(Data items)
+===+

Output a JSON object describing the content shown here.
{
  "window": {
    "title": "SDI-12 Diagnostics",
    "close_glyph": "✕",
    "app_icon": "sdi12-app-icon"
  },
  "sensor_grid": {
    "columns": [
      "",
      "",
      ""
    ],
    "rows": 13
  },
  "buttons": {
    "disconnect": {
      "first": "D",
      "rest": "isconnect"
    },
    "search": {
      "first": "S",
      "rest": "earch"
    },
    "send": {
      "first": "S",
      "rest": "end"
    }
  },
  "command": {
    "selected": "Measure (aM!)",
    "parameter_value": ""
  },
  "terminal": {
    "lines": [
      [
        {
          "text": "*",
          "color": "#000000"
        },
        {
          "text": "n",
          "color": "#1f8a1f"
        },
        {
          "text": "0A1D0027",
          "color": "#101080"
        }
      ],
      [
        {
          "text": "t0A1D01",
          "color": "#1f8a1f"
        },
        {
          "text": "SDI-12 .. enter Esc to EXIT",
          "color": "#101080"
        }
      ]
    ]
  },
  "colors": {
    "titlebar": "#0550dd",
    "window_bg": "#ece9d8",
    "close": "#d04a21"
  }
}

+===+

Select all lines in the listing that include the word "text".

          "text": "*",
          "text": "n",
          "text": "0A1D0027",
          "text": "t0A1D01",
          "text": "SDI-12 .. enter Esc to EXIT",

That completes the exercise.